● Problem description: Quote the records beneath, complete and exact. Leave out images.

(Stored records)
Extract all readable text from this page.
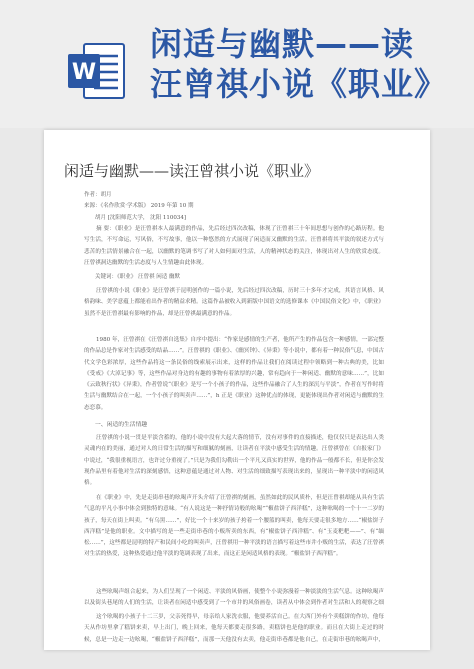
W
闲适与幽默——读
汪曾祺小说《职业》
闲适与幽默——读汪曾祺小说《职业》
作者：胡月
来源：《名作欣赏·学术版》 2019 年第 10 期
胡月 [沈阳师范大学， 沈阳 110034]
摘 要：《职业》是汪曾祺本人最满意的作品，先后经过四次改稿，体现了汪曾祺三十年间思想与创作的心路历程。他写生活，不写命运，写风俗，不写故事，他以一种悠然的方式展现了闲适而又幽默的生活。汪曾祺将其平淡的叙述方式与悲苦的生活情景融合在一起，以幽默的笔调书写了对人如何面对生活，人的精神状态的关注，体现出对人生的欣赏态度。汪曾祺洞达幽默的生活态度与人生情趣由此体现。
关键词：《职业》 汪曾祺 闲适 幽默
汪曾祺的小说《职业》是汪曾祺于昆明创作的一篇小说，先后经过四次改稿，历时三十多年才完成，其语言风格、风格韵味、美学意蕴上都能看出作者的精益求精。这篇作品被收入到新版中国语文的选修课本《中国民俗文化》中，《职业》虽然不是汪曾祺最有影响的作品，却是汪曾祺最满意的作品。
1980 年，汪曾祺在《汪曾祺自选集》自序中提出：“作家是感情的生产者，他所产生的作品包含一种感情，一部完整的作品总是作家对生活感受的结晶……”。汪曾祺的《职业》、《幽冥钟》、《异秉》等小说中，都有着一种民俗气息，中国古代文学色彩浓厚，这些作品将这一条民俗的线索展示出来，这样的作品让我们在阅读过程中领略到一种古典的美，比如《受戒》《大淖记事》等，这些作品对身边的有趣的事物有着浓厚的兴趣，常有趋向于一种闲适、幽默的意味……”，比如《云致秋行状》《异秉》，作者曾说“《职业》是写一个小孩子的作品，这些作品融合了人生的深沉与平淡”，作者在写作时将生活与幽默结合在一起，一个小孩子的叫卖声……”，h 正是《职业》这种优点的体现，更能体现出作者对闲适与幽默的生态恋慕。
一、闲适的生活情趣
汪曾祺的小说一贯是平淡含蓄的，他的小说中没有大起大落的情节，没有对事件的直接描述，他仅仅只是表达出人类灵魂内在的美丽，通过对人的日常生活的描写和细腻的刻画，让读者在平淡中感受生活的情趣。汪曾祺曾在《自报家门》中说过，“我很重视语言，也许过分重视了。”只是为我们勾勒出一个平凡又真实的世界，他的作品一般都不长，但是你会发现作品里有着他对生活的深刻感悟，这种意蕴是通过对人物、对生活的细致描写表现出来的，显现出一种平淡中的闲适风格。
在《职业》中，先是走街串巷的吆喝声开头介绍了汪曾祺的刻画，虽然如此的民风质朴，但是汪曾祺却能从具有生活气息的平凡小事中体会到独特的意味。“有人说这是一种抒情诗般的吆喝”“椒盐饼子西洋糕”，这种吆喝的一个十一二岁的孩子，每天在街上叫卖。“有乌黑……”，好比一个十来岁的孩子挎着一个腰篮的叫卖，他每天要走很多地方……“椒盐饼子西洋糕”是他的职业。文中描写的是一些走街串巷的小贩所卖的东西，有“椒盐饼子西洋糕”、有“玉麦粑粑——”、有“缅松……”，这些都是昆明的特产和民间小吃的叫卖声，汪曾祺用一种平淡的语言描写着这些市井小贩的生活，表达了汪曾祺对生活的热爱，这种热爱通过他平淡的笔调表现了出来，而这正是闲适风格的表现。“椒盐饼子西洋糕”。
这些吆喝声组合起来，为人们呈现了一个闲适、平淡的风俗画，使整个小说弥漫着一种淡淡的生活气息。这种吆喝声以及街头巷尾的人们的生活，让读者在闲适中感受到了一个市井的风俗画卷，读者从中体会到作者对生活和人的观察之细
这个吆喝的小孩子十二三岁，父亲死得早，母亲给人家洗衣服，他要养活自己。在大西门外有个卖糕饼的作坊，他每天从作坊里拿了糕饼来卖，早上出门，晚上回来，他每天都要走很多路，卖糕饼也是他的职业。而且在大街上走过的时候，总是一边走一边吆喝，“椒盐饼子西洋糕”，而那一天他没有去卖，他走街串巷都是他自己，在走街串巷的吆喝声中，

● Completed task:
Extract all readable text from this page.
W
闲适与幽默——读
汪曾祺小说《职业》
闲适与幽默——读汪曾祺小说《职业》
作者：胡月
来源：《名作欣赏·学术版》 2019 年第 10 期
胡月 [沈阳师范大学， 沈阳 110034]
摘 要：《职业》是汪曾祺本人最满意的作品，先后经过四次改稿，体现了汪曾祺三十年间思想与创作的心路历程。他写生活，不写命运，写风俗，不写故事，他以一种悠然的方式展现了闲适而又幽默的生活。汪曾祺将其平淡的叙述方式与悲苦的生活情景融合在一起，以幽默的笔调书写了对人如何面对生活，人的精神状态的关注，体现出对人生的欣赏态度。汪曾祺洞达幽默的生活态度与人生情趣由此体现。
关键词：《职业》 汪曾祺 闲适 幽默
汪曾祺的小说《职业》是汪曾祺于昆明创作的一篇小说，先后经过四次改稿，历时三十多年才完成，其语言风格、风格韵味、美学意蕴上都能看出作者的精益求精。这篇作品被收入到新版中国语文的选修课本《中国民俗文化》中，《职业》虽然不是汪曾祺最有影响的作品，却是汪曾祺最满意的作品。
1980 年，汪曾祺在《汪曾祺自选集》自序中提出：“作家是感情的生产者，他所产生的作品包含一种感情，一部完整的作品总是作家对生活感受的结晶……”。汪曾祺的《职业》、《幽冥钟》、《异秉》等小说中，都有着一种民俗气息，中国古代文学色彩浓厚，这些作品将这一条民俗的线索展示出来，这样的作品让我们在阅读过程中领略到一种古典的美，比如《受戒》《大淖记事》等，这些作品对身边的有趣的事物有着浓厚的兴趣，常有趋向于一种闲适、幽默的意味……”，比如《云致秋行状》《异秉》，作者曾说“《职业》是写一个小孩子的作品，这些作品融合了人生的深沉与平淡”，作者在写作时将生活与幽默结合在一起，一个小孩子的叫卖声……”，h 正是《职业》这种优点的体现，更能体现出作者对闲适与幽默的生态恋慕。
一、闲适的生活情趣
汪曾祺的小说一贯是平淡含蓄的，他的小说中没有大起大落的情节，没有对事件的直接描述，他仅仅只是表达出人类灵魂内在的美丽，通过对人的日常生活的描写和细腻的刻画，让读者在平淡中感受生活的情趣。汪曾祺曾在《自报家门》中说过，“我很重视语言，也许过分重视了。”只是为我们勾勒出一个平凡又真实的世界，他的作品一般都不长，但是你会发现作品里有着他对生活的深刻感悟，这种意蕴是通过对人物、对生活的细致描写表现出来的，显现出一种平淡中的闲适风格。
在《职业》中，先是走街串巷的吆喝声开头介绍了汪曾祺的刻画，虽然如此的民风质朴，但是汪曾祺却能从具有生活气息的平凡小事中体会到独特的意味。“有人说这是一种抒情诗般的吆喝”“椒盐饼子西洋糕”，这种吆喝的一个十一二岁的孩子，每天在街上叫卖。“有乌黑……”，好比一个十来岁的孩子挎着一个腰篮的叫卖，他每天要走很多地方……“椒盐饼子西洋糕”是他的职业。文中描写的是一些走街串巷的小贩所卖的东西，有“椒盐饼子西洋糕”、有“玉麦粑粑——”、有“缅松……”，这些都是昆明的特产和民间小吃的叫卖声，汪曾祺用一种平淡的语言描写着这些市井小贩的生活，表达了汪曾祺对生活的热爱，这种热爱通过他平淡的笔调表现了出来，而这正是闲适风格的表现。“椒盐饼子西洋糕”。
这些吆喝声组合起来，为人们呈现了一个闲适、平淡的风俗画，使整个小说弥漫着一种淡淡的生活气息。这种吆喝声以及街头巷尾的人们的生活，让读者在闲适中感受到了一个市井的风俗画卷，读者从中体会到作者对生活和人的观察之细
这个吆喝的小孩子十二三岁，父亲死得早，母亲给人家洗衣服，他要养活自己。在大西门外有个卖糕饼的作坊，他每天从作坊里拿了糕饼来卖，早上出门，晚上回来，他每天都要走很多路，卖糕饼也是他的职业。而且在大街上走过的时候，总是一边走一边吆喝，“椒盐饼子西洋糕”，而那一天他没有去卖，他走街串巷都是他自己，在走街串巷的吆喝声中，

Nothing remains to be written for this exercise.